TO BE DONE >> Pull out every line below that holds the word "singer".

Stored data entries
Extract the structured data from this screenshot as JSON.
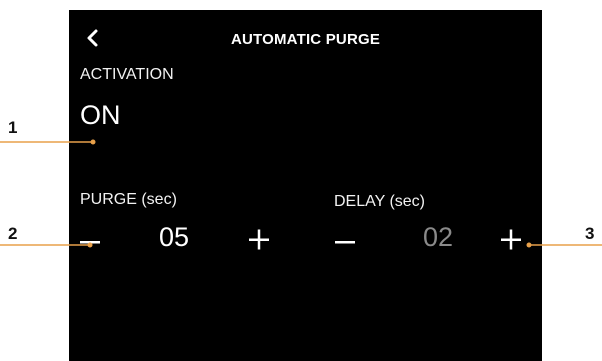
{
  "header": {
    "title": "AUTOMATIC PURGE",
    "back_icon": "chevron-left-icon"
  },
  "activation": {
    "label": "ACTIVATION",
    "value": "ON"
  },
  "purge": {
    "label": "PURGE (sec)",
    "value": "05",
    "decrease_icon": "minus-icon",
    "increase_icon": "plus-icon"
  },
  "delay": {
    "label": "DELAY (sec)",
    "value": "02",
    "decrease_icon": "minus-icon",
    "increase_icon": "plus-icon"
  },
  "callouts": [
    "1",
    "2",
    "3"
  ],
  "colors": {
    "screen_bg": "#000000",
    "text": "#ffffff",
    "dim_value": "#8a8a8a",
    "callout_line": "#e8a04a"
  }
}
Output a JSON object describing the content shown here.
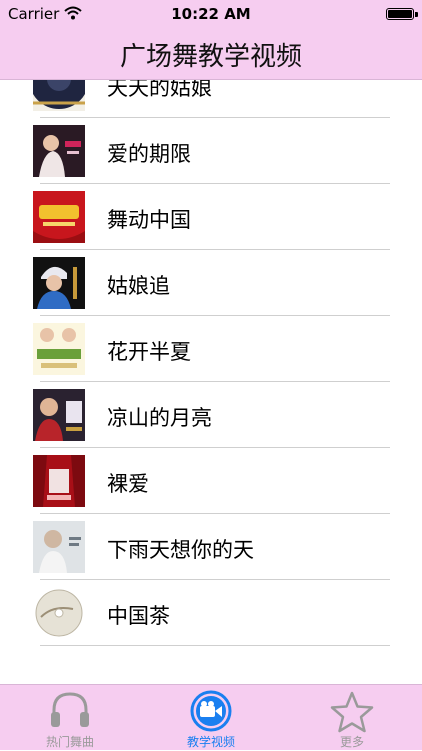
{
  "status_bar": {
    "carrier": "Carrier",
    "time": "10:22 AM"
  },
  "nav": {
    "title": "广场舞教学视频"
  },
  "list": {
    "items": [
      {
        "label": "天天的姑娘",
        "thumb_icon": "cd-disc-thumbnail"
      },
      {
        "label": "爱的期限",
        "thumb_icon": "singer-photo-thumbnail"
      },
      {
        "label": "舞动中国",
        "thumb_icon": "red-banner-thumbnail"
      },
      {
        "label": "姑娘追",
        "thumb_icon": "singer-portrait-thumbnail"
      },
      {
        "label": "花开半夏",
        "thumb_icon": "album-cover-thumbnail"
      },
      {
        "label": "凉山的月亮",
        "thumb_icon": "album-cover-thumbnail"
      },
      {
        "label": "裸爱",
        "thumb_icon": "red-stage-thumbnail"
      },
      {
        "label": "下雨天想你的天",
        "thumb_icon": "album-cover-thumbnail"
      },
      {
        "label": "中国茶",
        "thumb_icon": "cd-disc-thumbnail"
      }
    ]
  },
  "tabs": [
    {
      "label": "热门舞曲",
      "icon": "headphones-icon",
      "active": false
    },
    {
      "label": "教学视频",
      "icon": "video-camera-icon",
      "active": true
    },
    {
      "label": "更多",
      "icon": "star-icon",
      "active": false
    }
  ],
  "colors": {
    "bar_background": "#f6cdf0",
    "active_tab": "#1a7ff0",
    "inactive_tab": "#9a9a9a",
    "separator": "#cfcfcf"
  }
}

SOLUTION >>
        "thumb_icon": "singer-photo-thumbnail"
        "thumb_icon": "singer-portrait-thumbnail"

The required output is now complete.